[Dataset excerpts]
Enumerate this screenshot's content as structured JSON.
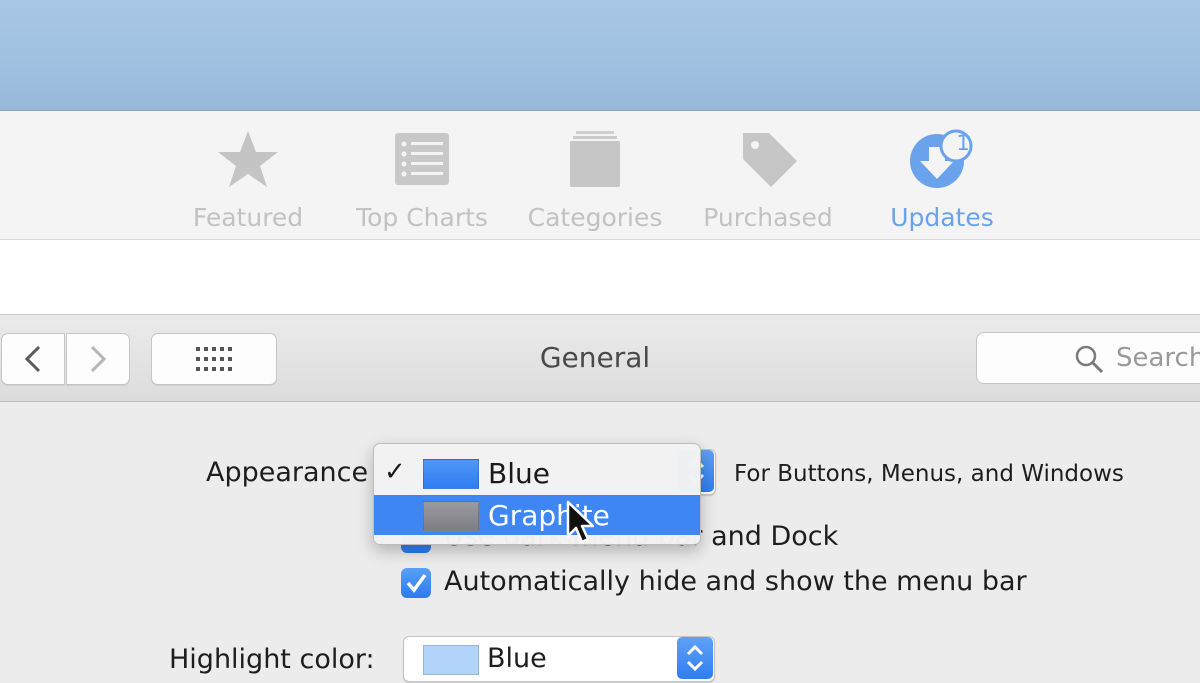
{
  "appstore": {
    "tabs": [
      {
        "label": "Featured",
        "icon": "star-icon"
      },
      {
        "label": "Top Charts",
        "icon": "list-icon"
      },
      {
        "label": "Categories",
        "icon": "stack-icon"
      },
      {
        "label": "Purchased",
        "icon": "tag-icon"
      },
      {
        "label": "Updates",
        "icon": "download-icon",
        "badge": "1",
        "active": true
      }
    ]
  },
  "prefs": {
    "title": "General",
    "search_placeholder": "Search"
  },
  "general": {
    "appearance_label": "Appearance",
    "appearance_note": "For Buttons, Menus, and Windows",
    "appearance_menu": {
      "items": [
        {
          "label": "Blue",
          "checked": true,
          "swatch": "#2f7ef2"
        },
        {
          "label": "Graphite",
          "checked": false,
          "swatch": "#8e8e93",
          "highlighted": true
        }
      ]
    },
    "dark_menu_checkbox": "Use dark menu bar and Dock",
    "autohide_checkbox": "Automatically hide and show the menu bar",
    "highlight_label": "Highlight color:",
    "highlight_value": "Blue",
    "highlight_swatch": "#b3d4fb"
  },
  "colors": {
    "accent": "#3d86f3",
    "active_tab": "#6aa2ec",
    "inactive_tab": "#c2c2c2"
  }
}
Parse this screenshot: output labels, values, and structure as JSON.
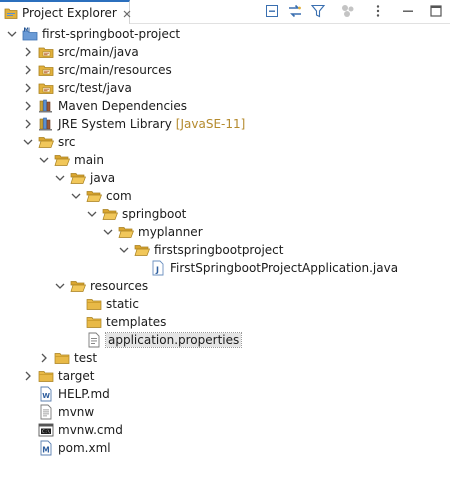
{
  "view": {
    "title": "Project Explorer"
  },
  "tree": [
    {
      "label": "first-springboot-project",
      "icon": "maven-project-icon",
      "twisty": "expanded"
    },
    {
      "label": "src/main/java",
      "icon": "source-folder-icon",
      "twisty": "collapsed"
    },
    {
      "label": "src/main/resources",
      "icon": "source-folder-icon",
      "twisty": "collapsed"
    },
    {
      "label": "src/test/java",
      "icon": "source-folder-icon",
      "twisty": "collapsed"
    },
    {
      "label": "Maven Dependencies",
      "icon": "library-icon",
      "twisty": "collapsed"
    },
    {
      "label": "JRE System Library",
      "decoration": "[JavaSE-11]",
      "icon": "library-icon",
      "twisty": "collapsed"
    },
    {
      "label": "src",
      "icon": "folder-open-icon",
      "twisty": "expanded"
    },
    {
      "label": "main",
      "icon": "folder-open-icon",
      "twisty": "expanded"
    },
    {
      "label": "java",
      "icon": "folder-open-icon",
      "twisty": "expanded"
    },
    {
      "label": "com",
      "icon": "folder-open-icon",
      "twisty": "expanded"
    },
    {
      "label": "springboot",
      "icon": "folder-open-icon",
      "twisty": "expanded"
    },
    {
      "label": "myplanner",
      "icon": "folder-open-icon",
      "twisty": "expanded"
    },
    {
      "label": "firstspringbootproject",
      "icon": "folder-open-icon",
      "twisty": "expanded"
    },
    {
      "label": "FirstSpringbootProjectApplication.java",
      "icon": "java-file-icon",
      "twisty": "none"
    },
    {
      "label": "resources",
      "icon": "folder-open-icon",
      "twisty": "expanded"
    },
    {
      "label": "static",
      "icon": "folder-icon",
      "twisty": "none"
    },
    {
      "label": "templates",
      "icon": "folder-icon",
      "twisty": "none"
    },
    {
      "label": "application.properties",
      "icon": "properties-file-icon",
      "twisty": "none",
      "selected": true
    },
    {
      "label": "test",
      "icon": "folder-icon",
      "twisty": "collapsed"
    },
    {
      "label": "target",
      "icon": "folder-icon",
      "twisty": "collapsed"
    },
    {
      "label": "HELP.md",
      "icon": "markdown-file-icon",
      "twisty": "none"
    },
    {
      "label": "mvnw",
      "icon": "text-file-icon",
      "twisty": "none"
    },
    {
      "label": "mvnw.cmd",
      "icon": "cmd-file-icon",
      "twisty": "none"
    },
    {
      "label": "pom.xml",
      "icon": "maven-pom-icon",
      "twisty": "none"
    }
  ],
  "colors": {
    "tree_decoration": "#b48a2d",
    "folder": "#e2b13c",
    "selection": "#e5e5e5",
    "active_tab_border": "#2b6fbd"
  }
}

Your objective: Gather each line from the listing above that holds "true".

Result of this task:
        "active": true
          "checked": true,
          "highlighted": true
      "selected": true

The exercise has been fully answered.